-- GIVEN PROBLEM --
What follows is a block of records; reproduce all of it verbatim.

* BEGIN *

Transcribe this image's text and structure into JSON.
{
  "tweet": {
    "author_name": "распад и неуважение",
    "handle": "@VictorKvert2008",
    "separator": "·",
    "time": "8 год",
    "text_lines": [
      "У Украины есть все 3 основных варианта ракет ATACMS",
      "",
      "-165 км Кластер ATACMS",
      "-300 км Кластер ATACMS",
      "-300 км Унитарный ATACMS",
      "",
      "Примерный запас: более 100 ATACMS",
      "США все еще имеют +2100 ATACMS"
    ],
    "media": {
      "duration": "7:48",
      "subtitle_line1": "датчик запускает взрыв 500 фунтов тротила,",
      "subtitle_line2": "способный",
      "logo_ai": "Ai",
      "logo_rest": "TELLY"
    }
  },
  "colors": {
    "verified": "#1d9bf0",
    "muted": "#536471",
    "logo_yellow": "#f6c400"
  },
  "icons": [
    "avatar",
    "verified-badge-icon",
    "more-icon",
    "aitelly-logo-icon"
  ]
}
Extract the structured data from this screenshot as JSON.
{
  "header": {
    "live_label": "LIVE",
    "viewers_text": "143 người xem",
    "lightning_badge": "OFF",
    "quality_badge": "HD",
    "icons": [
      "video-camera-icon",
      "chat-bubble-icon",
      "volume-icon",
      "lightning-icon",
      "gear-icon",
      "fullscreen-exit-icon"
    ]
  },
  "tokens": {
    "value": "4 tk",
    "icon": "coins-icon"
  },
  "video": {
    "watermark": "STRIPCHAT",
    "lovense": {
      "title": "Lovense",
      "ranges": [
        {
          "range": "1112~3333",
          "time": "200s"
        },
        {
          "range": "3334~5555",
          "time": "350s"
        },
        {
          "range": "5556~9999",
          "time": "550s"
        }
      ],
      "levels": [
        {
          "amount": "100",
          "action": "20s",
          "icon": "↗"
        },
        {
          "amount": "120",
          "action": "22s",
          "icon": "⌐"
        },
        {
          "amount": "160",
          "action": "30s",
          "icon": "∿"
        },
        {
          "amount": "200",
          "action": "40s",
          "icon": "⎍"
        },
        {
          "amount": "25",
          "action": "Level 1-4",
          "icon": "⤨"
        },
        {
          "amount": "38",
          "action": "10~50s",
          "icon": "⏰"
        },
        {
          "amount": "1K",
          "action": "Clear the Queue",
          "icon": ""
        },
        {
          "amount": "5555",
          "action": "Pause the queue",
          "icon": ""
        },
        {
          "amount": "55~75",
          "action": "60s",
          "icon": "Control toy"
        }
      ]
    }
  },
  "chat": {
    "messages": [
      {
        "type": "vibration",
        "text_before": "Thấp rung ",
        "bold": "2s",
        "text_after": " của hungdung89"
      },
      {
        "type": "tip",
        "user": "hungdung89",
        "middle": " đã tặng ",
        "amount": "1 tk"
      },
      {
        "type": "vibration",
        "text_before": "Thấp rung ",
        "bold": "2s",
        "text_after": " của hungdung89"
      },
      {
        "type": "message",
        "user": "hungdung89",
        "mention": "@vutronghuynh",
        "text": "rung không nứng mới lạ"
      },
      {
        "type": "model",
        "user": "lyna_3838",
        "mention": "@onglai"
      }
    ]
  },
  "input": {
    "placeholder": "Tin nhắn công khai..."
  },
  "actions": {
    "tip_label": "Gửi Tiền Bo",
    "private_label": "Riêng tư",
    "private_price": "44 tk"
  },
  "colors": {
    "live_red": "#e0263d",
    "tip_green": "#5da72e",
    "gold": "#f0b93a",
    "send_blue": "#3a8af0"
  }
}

* END *

-- COMPLETED TASK --
Transcribe this image's text and structure into JSON.
{
  "tweet": {
    "author_name": "распад и неуважение",
    "handle": "@VictorKvert2008",
    "separator": "·",
    "time": "8 год",
    "text_lines": [
      "У Украины есть все 3 основных варианта ракет ATACMS",
      "",
      "-165 км Кластер ATACMS",
      "-300 км Кластер ATACMS",
      "-300 км Унитарный ATACMS",
      "",
      "Примерный запас: более 100 ATACMS",
      "США все еще имеют +2100 ATACMS"
    ],
    "media": {
      "duration": "7:48",
      "subtitle_line1": "датчик запускает взрыв 500 фунтов тротила,",
      "subtitle_line2": "способный",
      "logo_ai": "Ai",
      "logo_rest": "TELLY"
    }
  },
  "colors": {
    "verified": "#1d9bf0",
    "muted": "#536471",
    "logo_yellow": "#f6c400"
  },
  "icons": [
    "avatar",
    "verified-badge-icon",
    "more-icon",
    "aitelly-logo-icon"
  ]
}
Extract the structured data from this screenshot as JSON.
{
  "header": {
    "live_label": "LIVE",
    "viewers_text": "143 người xem",
    "lightning_badge": "OFF",
    "quality_badge": "HD",
    "icons": [
      "video-camera-icon",
      "chat-bubble-icon",
      "volume-icon",
      "lightning-icon",
      "gear-icon",
      "fullscreen-exit-icon"
    ]
  },
  "tokens": {
    "value": "4 tk",
    "icon": "coins-icon"
  },
  "video": {
    "watermark": "STRIPCHAT",
    "lovense": {
      "title": "Lovense",
      "ranges": [
        {
          "range": "1112~3333",
          "time": "200s"
        },
        {
          "range": "3334~5555",
          "time": "350s"
        },
        {
          "range": "5556~9999",
          "time": "550s"
        }
      ],
      "levels": [
        {
          "amount": "100",
          "action": "20s",
          "icon": "↗"
        },
        {
          "amount": "120",
          "action": "22s",
          "icon": "⌐"
        },
        {
          "amount": "160",
          "action": "30s",
          "icon": "∿"
        },
        {
          "amount": "200",
          "action": "40s",
          "icon": "⎍"
        },
        {
          "amount": "25",
          "action": "Level 1-4",
          "icon": "⤨"
        },
        {
          "amount": "38",
          "action": "10~50s",
          "icon": "⏰"
        },
        {
          "amount": "1K",
          "action": "Clear the Queue",
          "icon": ""
        },
        {
          "amount": "5555",
          "action": "Pause the queue",
          "icon": ""
        },
        {
          "amount": "55~75",
          "action": "60s",
          "icon": "Control toy"
        }
      ]
    }
  },
  "chat": {
    "messages": [
      {
        "type": "vibration",
        "text_before": "Thấp rung ",
        "bold": "2s",
        "text_after": " của hungdung89"
      },
      {
        "type": "tip",
        "user": "hungdung89",
        "middle": " đã tặng ",
        "amount": "1 tk"
      },
      {
        "type": "vibration",
        "text_before": "Thấp rung ",
        "bold": "2s",
        "text_after": " của hungdung89"
      },
      {
        "type": "message",
        "user": "hungdung89",
        "mention": "@vutronghuynh",
        "text": "rung không nứng mới lạ"
      },
      {
        "type": "model",
        "user": "lyna_3838",
        "mention": "@onglai"
      }
    ]
  },
  "input": {
    "placeholder": "Tin nhắn công khai..."
  },
  "actions": {
    "tip_label": "Gửi Tiền Bo",
    "private_label": "Riêng tư",
    "private_price": "44 tk"
  },
  "colors": {
    "live_red": "#e0263d",
    "tip_green": "#5da72e",
    "gold": "#f0b93a",
    "send_blue": "#3a8af0"
  }
}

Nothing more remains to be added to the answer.